Task to complete ->
Would you repeat the listing exactly but omit every picture?

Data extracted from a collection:

⟨

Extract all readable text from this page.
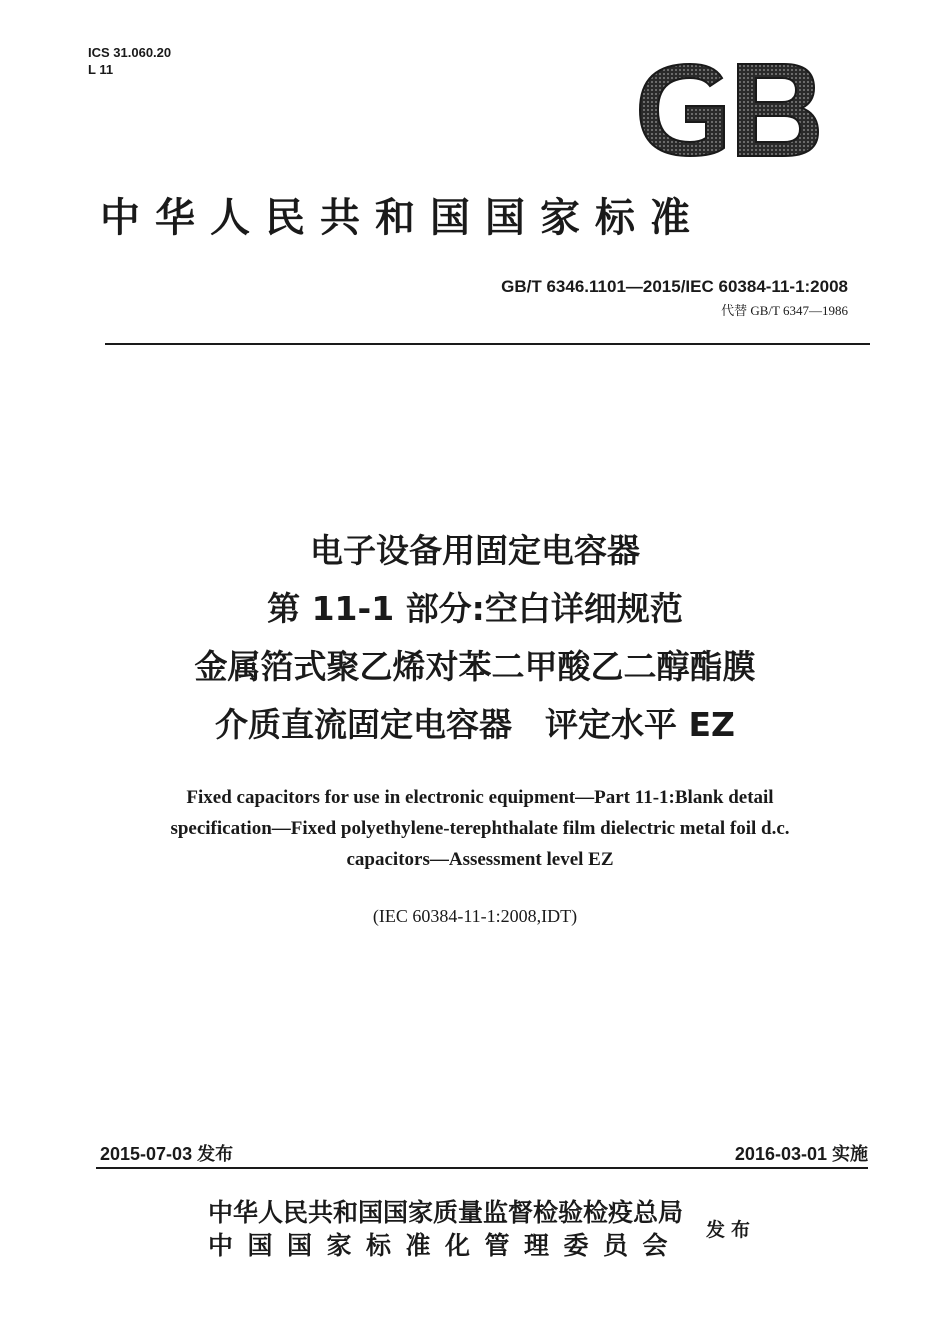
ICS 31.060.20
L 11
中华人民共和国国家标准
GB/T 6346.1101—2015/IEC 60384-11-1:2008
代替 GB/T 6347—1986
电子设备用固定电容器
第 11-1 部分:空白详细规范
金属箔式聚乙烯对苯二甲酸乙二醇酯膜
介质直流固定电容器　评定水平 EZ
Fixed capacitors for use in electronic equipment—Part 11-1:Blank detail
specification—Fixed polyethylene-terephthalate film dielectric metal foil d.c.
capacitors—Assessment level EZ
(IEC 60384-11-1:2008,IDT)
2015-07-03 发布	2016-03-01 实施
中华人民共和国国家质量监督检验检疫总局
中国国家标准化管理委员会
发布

⟩

Task response ->
Extract all readable text from this page.
ICS 31.060.20
L 11
中华人民共和国国家标准
GB/T 6346.1101—2015/IEC 60384-11-1:2008
代替 GB/T 6347—1986
电子设备用固定电容器
第 11-1 部分:空白详细规范
金属箔式聚乙烯对苯二甲酸乙二醇酯膜
介质直流固定电容器　评定水平 EZ
Fixed capacitors for use in electronic equipment—Part 11-1:Blank detail
specification—Fixed polyethylene-terephthalate film dielectric metal foil d.c.
capacitors—Assessment level EZ
(IEC 60384-11-1:2008,IDT)
2015-07-03 发布	2016-03-01 实施
中华人民共和国国家质量监督检验检疫总局
中国国家标准化管理委员会
发布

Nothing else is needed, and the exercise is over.